§ What is being asked:
Find every line in the records that holds the string "ylabel". Copy each one.

§ The data:
Begin
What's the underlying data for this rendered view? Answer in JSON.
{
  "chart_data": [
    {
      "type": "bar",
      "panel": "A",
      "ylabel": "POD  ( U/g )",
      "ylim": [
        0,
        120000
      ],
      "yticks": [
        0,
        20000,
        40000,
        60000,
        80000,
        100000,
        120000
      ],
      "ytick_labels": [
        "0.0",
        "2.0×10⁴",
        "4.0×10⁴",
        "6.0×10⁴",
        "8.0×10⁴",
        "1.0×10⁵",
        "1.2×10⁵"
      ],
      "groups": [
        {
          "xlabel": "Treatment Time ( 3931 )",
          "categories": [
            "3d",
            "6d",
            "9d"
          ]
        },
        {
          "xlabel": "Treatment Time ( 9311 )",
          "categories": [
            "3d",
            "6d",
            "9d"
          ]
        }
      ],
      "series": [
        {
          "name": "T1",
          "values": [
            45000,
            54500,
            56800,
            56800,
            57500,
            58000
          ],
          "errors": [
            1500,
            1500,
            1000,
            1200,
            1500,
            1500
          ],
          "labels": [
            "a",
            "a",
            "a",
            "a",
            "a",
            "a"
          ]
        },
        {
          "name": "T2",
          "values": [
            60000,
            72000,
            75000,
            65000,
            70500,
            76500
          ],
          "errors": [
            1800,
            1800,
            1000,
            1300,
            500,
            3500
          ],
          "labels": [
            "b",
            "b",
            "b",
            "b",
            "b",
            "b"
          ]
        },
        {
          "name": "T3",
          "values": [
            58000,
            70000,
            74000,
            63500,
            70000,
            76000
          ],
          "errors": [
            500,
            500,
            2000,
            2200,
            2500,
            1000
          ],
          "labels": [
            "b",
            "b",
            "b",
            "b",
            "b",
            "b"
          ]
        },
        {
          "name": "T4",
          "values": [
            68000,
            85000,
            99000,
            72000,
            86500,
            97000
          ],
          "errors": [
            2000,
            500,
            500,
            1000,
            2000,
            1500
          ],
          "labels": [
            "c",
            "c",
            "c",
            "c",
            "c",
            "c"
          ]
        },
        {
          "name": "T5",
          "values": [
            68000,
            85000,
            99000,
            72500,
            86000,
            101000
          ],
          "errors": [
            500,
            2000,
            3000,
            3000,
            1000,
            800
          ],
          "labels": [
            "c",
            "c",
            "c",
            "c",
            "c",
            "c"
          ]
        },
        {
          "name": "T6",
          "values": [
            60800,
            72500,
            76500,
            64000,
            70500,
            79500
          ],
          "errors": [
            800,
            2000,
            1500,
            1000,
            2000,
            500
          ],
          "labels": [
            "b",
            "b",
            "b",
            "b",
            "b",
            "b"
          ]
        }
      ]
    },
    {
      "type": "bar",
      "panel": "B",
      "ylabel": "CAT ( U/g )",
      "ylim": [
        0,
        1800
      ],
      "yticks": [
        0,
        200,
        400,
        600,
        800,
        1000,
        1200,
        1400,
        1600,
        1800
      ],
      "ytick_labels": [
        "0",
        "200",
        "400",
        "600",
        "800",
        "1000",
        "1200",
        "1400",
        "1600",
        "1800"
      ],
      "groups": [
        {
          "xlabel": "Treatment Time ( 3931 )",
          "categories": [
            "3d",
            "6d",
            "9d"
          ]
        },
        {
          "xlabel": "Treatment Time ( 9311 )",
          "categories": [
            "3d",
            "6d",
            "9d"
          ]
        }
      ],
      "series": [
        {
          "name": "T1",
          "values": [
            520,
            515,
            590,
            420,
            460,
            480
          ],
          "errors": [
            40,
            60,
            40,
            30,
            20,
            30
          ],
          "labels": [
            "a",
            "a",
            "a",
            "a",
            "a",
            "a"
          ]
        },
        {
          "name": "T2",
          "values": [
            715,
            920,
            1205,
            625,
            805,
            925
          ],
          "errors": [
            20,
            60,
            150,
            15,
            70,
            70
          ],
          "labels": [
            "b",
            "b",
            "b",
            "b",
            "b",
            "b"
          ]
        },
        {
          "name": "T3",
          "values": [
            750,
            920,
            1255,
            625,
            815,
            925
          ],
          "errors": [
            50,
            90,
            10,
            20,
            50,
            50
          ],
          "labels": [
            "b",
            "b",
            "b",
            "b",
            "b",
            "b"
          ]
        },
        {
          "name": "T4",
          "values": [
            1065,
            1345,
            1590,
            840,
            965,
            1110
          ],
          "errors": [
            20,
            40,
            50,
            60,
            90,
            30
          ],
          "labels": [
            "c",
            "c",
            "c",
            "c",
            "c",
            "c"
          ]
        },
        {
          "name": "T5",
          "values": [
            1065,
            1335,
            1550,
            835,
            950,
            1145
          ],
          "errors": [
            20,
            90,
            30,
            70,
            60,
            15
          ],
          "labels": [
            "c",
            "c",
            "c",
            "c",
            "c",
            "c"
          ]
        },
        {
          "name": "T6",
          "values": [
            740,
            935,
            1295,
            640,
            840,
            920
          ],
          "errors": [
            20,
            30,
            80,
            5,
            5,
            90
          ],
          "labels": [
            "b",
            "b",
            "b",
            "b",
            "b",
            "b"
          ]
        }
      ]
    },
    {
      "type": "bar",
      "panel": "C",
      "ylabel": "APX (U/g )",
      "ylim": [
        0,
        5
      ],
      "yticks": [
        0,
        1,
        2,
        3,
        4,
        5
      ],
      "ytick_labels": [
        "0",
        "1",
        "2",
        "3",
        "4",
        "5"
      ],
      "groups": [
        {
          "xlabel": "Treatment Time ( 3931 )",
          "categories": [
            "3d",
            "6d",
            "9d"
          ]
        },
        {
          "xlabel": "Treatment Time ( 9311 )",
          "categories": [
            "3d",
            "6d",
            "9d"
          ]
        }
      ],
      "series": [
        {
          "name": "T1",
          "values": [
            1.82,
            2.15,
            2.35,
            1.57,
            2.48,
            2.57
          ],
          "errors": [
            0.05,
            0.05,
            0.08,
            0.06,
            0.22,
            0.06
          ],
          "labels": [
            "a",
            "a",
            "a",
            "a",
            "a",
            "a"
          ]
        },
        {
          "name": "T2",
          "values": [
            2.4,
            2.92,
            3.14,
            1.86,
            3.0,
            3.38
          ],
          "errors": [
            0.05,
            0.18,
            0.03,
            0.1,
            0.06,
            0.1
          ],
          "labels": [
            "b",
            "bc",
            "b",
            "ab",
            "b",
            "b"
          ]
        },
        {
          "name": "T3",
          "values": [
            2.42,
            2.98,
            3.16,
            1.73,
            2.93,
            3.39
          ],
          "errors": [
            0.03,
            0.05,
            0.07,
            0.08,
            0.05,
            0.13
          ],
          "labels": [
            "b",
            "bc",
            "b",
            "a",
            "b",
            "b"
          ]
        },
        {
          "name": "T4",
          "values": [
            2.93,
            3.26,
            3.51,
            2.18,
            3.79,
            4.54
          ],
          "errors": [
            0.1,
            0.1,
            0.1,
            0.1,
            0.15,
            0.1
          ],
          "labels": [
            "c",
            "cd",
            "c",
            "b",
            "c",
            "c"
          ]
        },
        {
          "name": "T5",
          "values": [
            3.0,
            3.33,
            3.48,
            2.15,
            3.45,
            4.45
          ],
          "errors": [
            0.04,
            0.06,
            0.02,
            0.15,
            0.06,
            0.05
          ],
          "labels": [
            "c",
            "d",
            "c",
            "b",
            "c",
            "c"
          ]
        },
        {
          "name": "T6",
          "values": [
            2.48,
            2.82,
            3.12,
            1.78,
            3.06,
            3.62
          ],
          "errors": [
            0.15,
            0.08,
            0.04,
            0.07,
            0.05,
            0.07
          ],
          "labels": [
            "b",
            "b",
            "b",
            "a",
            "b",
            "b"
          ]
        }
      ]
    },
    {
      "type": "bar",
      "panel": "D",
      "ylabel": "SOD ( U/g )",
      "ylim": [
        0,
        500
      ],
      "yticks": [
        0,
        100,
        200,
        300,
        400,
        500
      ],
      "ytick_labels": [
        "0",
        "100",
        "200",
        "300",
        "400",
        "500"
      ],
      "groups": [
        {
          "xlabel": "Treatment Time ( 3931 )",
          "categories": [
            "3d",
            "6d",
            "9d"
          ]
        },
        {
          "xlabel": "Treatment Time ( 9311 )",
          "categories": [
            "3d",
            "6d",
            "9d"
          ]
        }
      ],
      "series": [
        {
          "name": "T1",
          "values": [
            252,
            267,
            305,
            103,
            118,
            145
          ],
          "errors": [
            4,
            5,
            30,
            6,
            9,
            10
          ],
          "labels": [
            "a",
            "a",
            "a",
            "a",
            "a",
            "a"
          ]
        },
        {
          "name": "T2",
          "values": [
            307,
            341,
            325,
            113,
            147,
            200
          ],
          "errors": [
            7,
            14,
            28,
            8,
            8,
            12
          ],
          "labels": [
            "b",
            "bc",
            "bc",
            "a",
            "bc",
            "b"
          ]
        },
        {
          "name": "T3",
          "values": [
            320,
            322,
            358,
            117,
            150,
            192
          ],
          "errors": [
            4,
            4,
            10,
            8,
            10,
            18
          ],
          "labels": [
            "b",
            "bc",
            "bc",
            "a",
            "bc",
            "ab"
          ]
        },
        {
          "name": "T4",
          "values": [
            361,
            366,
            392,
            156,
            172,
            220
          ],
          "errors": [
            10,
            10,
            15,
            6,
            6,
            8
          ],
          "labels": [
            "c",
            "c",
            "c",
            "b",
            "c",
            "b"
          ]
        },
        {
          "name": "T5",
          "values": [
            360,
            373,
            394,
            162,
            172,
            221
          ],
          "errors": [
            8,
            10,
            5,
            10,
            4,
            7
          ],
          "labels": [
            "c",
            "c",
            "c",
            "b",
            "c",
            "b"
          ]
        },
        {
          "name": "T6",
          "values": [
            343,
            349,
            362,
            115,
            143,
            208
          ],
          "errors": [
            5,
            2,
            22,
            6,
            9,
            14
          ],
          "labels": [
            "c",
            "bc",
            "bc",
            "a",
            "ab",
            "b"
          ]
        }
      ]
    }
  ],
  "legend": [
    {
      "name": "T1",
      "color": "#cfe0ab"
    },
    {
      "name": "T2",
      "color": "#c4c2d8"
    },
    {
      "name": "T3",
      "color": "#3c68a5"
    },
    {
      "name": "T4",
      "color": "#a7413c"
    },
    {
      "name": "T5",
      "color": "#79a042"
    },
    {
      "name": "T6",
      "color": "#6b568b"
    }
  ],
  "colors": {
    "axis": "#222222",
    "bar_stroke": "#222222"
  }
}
End
§ The output:
      "ylabel": "POD  ( U/g )",
      "ylabel": "CAT ( U/g )",
      "ylabel": "APX (U/g )",
      "ylabel": "SOD ( U/g )",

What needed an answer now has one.